OBJECTIVE -> Extract the lines that carry the string "separate" from the listing.
******
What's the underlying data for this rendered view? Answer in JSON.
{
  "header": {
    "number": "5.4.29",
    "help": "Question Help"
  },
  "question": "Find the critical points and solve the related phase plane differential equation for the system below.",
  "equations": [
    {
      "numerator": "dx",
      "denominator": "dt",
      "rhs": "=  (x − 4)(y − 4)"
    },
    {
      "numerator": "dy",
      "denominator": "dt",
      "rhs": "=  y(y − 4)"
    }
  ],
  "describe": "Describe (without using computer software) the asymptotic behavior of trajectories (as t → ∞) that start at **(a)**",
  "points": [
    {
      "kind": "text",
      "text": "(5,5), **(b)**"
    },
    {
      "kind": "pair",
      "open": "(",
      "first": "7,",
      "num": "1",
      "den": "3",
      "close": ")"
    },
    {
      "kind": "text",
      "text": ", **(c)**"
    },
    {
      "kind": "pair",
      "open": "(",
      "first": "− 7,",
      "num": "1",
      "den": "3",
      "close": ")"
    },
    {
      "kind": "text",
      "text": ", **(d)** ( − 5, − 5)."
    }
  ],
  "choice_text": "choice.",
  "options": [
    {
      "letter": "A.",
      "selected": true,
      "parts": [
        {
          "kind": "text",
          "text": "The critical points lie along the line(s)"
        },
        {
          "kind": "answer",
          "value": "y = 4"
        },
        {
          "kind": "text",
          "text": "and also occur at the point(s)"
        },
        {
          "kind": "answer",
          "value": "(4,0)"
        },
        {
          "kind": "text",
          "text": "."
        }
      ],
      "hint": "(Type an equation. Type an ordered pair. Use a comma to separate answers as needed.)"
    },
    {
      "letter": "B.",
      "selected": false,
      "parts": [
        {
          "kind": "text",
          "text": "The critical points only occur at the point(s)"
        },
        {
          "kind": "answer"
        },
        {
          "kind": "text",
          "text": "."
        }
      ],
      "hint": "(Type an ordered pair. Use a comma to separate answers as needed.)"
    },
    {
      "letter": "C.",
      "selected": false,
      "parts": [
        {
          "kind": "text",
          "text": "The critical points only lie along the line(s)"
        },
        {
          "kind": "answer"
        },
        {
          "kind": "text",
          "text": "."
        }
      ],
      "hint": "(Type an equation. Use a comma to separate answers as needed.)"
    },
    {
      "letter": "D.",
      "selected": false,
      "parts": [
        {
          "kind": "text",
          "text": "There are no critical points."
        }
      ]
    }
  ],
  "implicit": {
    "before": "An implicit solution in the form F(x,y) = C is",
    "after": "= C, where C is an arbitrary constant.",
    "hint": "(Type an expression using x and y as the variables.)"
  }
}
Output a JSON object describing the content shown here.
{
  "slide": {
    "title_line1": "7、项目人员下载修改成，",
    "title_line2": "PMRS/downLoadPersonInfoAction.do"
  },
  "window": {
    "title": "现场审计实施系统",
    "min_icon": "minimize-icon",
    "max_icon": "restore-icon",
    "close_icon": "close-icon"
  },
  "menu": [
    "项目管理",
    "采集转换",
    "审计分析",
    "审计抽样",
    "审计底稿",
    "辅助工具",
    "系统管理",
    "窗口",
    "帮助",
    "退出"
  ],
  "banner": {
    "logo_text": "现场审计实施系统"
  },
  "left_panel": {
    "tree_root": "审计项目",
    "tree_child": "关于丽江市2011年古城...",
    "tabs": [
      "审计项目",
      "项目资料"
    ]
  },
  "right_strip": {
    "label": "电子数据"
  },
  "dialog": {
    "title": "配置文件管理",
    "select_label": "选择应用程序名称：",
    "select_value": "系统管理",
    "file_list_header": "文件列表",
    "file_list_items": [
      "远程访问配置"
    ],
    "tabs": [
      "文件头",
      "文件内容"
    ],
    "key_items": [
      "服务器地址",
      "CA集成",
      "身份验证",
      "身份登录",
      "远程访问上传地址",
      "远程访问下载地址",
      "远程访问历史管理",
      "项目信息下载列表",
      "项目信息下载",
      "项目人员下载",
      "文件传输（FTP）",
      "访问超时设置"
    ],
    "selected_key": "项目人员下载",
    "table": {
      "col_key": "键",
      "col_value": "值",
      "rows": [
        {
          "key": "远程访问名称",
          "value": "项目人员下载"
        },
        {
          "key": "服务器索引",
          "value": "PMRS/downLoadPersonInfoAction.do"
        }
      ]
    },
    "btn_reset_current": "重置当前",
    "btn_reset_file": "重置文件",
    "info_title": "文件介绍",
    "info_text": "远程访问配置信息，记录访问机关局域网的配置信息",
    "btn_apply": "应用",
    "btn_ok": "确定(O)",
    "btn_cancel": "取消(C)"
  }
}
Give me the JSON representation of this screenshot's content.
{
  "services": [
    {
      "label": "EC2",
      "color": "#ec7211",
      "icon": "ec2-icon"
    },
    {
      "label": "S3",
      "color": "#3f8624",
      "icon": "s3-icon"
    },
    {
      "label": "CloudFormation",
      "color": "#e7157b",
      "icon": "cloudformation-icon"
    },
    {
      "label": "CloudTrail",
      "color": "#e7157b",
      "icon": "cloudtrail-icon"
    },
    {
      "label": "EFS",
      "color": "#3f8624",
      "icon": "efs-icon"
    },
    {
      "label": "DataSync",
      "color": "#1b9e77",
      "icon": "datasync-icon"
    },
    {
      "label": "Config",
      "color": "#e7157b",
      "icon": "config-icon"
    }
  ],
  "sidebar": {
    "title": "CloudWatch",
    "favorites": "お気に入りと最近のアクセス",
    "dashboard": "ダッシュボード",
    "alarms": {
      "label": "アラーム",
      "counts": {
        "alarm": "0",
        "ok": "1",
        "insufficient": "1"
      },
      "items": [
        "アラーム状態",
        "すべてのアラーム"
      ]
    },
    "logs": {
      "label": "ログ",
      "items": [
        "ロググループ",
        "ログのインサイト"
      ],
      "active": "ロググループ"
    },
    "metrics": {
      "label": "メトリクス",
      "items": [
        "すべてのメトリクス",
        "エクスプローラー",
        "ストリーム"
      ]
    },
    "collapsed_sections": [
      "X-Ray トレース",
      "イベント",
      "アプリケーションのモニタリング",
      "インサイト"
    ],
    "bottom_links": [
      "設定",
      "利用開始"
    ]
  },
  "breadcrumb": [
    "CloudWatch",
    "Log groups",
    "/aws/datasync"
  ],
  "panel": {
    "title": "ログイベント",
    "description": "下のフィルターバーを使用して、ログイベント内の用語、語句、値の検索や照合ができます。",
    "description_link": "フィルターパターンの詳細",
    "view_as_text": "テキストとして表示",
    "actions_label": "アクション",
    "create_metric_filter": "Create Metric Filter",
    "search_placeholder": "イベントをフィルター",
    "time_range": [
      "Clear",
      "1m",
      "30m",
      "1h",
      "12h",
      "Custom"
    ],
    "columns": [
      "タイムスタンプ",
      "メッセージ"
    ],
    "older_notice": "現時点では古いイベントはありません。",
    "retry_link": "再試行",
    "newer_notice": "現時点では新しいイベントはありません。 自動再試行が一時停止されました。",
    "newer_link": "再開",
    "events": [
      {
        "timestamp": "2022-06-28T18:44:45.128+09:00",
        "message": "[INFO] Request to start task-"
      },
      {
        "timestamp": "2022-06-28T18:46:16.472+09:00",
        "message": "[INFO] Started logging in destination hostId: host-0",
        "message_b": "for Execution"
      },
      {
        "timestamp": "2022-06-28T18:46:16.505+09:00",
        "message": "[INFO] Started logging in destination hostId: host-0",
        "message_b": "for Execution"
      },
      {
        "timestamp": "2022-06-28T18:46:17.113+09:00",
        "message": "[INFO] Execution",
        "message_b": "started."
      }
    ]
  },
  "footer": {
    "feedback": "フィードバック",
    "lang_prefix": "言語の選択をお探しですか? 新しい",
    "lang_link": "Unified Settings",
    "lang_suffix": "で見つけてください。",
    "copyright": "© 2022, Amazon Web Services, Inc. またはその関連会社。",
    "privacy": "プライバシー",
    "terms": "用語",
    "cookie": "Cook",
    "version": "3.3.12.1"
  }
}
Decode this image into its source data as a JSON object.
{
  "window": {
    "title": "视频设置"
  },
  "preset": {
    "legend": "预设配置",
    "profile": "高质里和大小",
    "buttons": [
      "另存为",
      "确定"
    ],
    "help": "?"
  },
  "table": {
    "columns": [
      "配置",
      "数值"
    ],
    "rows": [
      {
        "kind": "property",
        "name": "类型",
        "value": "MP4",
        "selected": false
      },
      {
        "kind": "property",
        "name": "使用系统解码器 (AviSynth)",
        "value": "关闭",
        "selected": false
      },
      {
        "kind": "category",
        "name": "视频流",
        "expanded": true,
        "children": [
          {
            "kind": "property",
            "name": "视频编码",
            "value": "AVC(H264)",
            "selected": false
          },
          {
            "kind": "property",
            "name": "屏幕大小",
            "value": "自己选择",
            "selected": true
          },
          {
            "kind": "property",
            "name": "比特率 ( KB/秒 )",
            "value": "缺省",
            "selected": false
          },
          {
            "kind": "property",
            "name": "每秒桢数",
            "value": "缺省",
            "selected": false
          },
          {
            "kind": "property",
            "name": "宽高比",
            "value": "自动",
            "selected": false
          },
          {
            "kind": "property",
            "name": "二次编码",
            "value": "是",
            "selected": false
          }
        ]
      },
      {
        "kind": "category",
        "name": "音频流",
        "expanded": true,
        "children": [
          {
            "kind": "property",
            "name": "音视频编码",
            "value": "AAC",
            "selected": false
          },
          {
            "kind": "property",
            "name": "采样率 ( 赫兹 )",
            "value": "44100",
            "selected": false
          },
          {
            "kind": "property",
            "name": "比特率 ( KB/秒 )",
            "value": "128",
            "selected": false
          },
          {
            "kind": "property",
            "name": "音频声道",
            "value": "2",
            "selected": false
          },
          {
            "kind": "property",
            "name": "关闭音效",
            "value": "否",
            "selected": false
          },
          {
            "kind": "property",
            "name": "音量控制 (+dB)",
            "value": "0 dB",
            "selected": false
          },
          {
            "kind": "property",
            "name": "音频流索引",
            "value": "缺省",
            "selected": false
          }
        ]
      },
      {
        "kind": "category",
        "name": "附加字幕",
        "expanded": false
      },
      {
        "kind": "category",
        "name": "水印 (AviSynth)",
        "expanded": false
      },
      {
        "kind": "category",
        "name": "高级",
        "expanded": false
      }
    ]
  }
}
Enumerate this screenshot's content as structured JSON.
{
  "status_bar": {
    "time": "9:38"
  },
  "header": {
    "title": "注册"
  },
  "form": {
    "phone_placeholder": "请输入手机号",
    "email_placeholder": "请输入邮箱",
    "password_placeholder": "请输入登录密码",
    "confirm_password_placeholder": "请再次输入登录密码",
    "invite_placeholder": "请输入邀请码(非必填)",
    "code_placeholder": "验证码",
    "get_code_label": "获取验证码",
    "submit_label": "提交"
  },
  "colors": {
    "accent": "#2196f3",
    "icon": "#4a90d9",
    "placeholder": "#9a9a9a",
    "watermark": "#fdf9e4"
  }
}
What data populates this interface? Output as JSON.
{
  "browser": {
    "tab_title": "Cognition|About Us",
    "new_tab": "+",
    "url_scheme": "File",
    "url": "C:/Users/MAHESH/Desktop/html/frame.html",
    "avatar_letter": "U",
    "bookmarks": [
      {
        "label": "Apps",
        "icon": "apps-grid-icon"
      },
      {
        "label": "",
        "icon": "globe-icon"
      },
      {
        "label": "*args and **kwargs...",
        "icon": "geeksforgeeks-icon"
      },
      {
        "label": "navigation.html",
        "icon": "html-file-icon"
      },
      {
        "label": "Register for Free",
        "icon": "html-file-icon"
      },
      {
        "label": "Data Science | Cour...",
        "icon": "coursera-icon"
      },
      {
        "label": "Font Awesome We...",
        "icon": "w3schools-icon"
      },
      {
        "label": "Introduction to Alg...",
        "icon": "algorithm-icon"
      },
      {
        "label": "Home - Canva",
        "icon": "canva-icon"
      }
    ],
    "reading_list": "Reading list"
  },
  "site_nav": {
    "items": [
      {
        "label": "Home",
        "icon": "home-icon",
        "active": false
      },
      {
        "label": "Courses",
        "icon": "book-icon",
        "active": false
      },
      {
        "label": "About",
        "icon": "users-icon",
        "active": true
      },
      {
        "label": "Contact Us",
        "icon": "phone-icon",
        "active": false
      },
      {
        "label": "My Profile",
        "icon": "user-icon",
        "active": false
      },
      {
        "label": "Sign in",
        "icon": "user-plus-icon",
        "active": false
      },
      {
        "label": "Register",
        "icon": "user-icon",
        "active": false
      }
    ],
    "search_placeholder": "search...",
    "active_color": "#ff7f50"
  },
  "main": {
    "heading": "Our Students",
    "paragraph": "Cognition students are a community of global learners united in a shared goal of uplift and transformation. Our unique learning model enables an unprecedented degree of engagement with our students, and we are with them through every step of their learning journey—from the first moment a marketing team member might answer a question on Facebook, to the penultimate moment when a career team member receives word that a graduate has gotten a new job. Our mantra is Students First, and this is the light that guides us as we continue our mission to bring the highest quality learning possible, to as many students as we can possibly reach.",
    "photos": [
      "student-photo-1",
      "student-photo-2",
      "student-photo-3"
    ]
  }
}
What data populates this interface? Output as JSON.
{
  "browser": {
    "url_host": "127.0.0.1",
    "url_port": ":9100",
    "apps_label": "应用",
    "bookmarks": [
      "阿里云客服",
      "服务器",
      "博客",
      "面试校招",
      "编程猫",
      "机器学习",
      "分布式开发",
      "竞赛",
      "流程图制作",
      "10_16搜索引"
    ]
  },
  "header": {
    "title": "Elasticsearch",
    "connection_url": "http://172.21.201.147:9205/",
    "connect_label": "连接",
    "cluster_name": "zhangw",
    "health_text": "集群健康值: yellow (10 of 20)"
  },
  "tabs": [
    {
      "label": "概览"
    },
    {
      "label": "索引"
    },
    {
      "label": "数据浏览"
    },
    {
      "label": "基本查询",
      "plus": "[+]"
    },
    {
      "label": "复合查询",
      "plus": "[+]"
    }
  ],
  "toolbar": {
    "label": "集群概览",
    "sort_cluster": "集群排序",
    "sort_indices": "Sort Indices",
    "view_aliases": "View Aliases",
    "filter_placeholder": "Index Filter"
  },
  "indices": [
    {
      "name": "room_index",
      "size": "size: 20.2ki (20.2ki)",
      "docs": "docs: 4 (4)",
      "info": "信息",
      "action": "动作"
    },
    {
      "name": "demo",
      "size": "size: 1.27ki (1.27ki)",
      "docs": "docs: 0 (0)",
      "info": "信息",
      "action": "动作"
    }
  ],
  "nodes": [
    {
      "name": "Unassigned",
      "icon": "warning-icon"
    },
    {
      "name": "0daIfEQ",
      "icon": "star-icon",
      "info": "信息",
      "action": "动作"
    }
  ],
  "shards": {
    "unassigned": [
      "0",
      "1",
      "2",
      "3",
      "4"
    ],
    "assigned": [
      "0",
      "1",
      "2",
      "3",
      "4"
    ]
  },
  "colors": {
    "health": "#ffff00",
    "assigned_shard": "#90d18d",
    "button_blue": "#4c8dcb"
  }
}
******
RESPONSE ->
      "hint": "(Type an equation. Type an ordered pair. Use a comma to separate answers as needed.)"
      "hint": "(Type an ordered pair. Use a comma to separate answers as needed.)"
      "hint": "(Type an equation. Use a comma to separate answers as needed.)"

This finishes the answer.